Examine the material below. Gather every line in which the string "page" appears.
——————
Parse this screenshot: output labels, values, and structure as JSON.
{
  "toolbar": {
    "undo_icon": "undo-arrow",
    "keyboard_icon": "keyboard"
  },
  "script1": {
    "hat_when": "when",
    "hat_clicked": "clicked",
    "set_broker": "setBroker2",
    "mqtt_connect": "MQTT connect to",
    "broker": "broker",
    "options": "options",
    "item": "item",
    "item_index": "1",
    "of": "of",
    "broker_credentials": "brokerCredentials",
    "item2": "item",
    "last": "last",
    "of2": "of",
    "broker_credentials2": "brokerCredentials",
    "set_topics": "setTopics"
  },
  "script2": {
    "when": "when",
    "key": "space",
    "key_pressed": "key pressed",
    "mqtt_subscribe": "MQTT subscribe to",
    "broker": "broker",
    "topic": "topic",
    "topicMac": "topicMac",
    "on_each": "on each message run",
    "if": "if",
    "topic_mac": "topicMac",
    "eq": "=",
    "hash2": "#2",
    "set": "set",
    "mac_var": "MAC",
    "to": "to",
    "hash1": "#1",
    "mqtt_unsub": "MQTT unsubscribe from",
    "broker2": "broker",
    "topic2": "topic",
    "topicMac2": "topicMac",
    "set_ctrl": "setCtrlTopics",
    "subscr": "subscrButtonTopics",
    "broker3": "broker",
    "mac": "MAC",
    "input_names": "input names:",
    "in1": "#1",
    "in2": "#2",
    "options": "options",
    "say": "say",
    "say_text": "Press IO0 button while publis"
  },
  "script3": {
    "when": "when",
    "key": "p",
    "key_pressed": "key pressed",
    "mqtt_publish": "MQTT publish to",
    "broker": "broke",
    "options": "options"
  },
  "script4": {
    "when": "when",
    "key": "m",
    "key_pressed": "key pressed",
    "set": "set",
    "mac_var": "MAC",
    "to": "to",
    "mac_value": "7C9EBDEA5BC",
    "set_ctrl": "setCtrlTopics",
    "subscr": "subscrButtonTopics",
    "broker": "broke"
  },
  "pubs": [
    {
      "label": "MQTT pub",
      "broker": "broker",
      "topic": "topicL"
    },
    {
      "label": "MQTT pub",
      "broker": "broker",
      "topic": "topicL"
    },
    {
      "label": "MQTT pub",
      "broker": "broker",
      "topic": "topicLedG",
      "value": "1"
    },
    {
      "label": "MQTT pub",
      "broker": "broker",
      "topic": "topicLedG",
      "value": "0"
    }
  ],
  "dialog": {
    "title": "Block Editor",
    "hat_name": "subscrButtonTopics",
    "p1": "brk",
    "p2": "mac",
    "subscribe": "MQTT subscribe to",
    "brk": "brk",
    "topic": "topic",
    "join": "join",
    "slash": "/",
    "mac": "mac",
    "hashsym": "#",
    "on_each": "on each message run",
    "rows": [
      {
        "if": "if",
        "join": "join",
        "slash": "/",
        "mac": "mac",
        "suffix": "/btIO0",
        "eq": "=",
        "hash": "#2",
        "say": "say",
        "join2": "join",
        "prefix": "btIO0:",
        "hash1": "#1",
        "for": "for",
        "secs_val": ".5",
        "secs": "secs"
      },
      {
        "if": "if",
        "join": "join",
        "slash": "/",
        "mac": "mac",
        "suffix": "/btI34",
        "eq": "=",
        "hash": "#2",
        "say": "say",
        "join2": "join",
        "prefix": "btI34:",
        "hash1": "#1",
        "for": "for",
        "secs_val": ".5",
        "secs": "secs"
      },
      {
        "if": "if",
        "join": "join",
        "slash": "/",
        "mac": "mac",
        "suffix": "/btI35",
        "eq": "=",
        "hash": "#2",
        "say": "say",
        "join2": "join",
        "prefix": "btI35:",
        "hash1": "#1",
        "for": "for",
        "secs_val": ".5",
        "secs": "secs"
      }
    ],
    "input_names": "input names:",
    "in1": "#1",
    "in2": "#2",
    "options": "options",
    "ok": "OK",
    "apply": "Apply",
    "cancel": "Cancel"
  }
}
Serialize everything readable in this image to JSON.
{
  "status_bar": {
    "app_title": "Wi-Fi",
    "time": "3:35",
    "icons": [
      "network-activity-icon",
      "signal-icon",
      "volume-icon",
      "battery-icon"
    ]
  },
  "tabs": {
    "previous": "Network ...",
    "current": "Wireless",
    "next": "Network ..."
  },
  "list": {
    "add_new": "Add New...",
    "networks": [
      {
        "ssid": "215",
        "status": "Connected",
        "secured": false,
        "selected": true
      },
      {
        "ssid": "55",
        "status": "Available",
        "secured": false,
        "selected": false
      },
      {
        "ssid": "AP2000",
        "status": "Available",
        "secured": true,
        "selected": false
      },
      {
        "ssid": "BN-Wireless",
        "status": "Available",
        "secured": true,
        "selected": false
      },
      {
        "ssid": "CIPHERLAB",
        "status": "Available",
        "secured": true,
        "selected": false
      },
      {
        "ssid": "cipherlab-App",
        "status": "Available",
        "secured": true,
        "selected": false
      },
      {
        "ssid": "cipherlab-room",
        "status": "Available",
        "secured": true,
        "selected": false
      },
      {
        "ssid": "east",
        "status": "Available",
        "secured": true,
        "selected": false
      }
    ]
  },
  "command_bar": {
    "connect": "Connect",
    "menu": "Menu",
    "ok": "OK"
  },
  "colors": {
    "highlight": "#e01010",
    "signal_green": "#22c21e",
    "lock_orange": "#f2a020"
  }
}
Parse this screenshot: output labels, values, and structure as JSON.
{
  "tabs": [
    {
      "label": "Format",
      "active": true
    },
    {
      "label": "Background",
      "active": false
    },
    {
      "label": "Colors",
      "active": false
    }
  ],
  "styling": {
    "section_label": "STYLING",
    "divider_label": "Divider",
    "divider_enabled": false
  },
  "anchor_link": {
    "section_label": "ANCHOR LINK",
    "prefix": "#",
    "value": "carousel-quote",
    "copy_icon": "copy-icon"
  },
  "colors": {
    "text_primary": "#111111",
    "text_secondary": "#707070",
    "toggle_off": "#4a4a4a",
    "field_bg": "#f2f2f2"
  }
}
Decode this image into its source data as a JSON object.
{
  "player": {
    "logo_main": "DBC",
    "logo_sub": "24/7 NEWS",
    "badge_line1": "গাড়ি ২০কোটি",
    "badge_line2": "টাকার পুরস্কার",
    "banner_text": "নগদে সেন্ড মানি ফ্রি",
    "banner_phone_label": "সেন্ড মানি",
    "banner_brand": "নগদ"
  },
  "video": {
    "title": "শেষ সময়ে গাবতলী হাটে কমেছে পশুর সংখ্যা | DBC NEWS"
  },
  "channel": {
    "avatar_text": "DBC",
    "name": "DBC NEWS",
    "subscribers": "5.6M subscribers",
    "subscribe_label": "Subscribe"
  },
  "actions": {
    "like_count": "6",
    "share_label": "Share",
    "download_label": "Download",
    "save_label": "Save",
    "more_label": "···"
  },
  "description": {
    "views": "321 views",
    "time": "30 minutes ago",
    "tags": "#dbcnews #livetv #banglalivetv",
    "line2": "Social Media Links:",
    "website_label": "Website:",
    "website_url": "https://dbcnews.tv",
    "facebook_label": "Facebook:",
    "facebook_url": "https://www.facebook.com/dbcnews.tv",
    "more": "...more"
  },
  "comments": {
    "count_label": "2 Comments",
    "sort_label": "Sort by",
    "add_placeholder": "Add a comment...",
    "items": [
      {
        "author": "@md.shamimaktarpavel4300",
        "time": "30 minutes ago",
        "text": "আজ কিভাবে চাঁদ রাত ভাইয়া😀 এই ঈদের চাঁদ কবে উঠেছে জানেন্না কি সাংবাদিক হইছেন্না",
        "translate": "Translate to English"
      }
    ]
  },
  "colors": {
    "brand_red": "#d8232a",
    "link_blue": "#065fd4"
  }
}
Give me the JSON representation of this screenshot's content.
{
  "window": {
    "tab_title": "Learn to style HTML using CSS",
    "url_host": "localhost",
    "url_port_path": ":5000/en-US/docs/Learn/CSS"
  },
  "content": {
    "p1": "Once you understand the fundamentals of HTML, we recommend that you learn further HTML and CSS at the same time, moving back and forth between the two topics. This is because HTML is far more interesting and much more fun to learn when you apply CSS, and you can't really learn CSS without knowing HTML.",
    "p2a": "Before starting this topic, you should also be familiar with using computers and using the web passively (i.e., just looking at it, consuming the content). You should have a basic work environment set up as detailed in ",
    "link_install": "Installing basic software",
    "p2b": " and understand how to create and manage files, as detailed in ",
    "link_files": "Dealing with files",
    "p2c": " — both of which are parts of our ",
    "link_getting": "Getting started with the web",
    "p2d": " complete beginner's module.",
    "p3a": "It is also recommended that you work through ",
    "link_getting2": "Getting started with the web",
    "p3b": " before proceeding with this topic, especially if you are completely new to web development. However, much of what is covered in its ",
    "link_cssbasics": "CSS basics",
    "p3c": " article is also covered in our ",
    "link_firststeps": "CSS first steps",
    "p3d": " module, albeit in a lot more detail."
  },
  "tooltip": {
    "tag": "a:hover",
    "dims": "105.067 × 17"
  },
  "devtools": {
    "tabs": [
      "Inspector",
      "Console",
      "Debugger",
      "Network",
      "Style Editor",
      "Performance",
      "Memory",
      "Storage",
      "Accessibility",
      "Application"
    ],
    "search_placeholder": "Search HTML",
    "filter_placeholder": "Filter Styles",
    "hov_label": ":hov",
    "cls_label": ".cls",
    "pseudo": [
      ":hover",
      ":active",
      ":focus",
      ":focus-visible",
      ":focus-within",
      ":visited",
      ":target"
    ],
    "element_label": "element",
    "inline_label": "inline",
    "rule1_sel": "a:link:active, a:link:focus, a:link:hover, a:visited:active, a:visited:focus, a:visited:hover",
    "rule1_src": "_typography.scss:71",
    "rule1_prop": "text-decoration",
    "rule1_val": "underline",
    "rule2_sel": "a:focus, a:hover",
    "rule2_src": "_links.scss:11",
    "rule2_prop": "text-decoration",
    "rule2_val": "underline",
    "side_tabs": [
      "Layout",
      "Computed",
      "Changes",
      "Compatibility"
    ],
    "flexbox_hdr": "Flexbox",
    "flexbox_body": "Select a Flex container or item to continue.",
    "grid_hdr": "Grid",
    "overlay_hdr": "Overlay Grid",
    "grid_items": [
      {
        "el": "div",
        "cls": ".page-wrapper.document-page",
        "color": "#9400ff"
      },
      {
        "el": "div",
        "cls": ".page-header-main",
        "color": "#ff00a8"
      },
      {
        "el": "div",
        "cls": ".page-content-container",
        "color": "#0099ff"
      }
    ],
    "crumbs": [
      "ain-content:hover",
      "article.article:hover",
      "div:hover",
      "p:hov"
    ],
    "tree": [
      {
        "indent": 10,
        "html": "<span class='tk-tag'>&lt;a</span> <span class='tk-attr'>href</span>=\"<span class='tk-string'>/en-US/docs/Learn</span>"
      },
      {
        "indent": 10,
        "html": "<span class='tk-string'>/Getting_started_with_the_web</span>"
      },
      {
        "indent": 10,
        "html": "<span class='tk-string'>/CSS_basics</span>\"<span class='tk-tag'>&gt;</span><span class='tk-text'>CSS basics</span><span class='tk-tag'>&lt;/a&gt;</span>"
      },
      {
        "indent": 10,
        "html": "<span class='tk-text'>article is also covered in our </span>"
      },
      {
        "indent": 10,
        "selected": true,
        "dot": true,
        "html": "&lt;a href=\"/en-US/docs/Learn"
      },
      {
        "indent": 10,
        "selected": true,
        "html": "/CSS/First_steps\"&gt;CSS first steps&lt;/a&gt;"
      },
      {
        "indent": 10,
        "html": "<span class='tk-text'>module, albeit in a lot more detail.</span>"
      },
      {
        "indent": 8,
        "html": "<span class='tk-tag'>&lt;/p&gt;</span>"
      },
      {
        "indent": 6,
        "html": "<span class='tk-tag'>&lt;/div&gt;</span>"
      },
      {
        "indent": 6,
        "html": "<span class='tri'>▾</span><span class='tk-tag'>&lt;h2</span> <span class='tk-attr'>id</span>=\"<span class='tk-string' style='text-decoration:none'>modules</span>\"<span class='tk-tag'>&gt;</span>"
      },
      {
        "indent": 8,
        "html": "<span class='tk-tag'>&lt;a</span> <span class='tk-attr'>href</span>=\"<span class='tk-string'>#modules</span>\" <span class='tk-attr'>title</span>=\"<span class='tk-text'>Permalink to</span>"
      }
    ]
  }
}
——————
▶ _FULL SOLUTION_:
        "cls": ".page-wrapper.document-page",
        "cls": ".page-header-main",
        "cls": ".page-content-container",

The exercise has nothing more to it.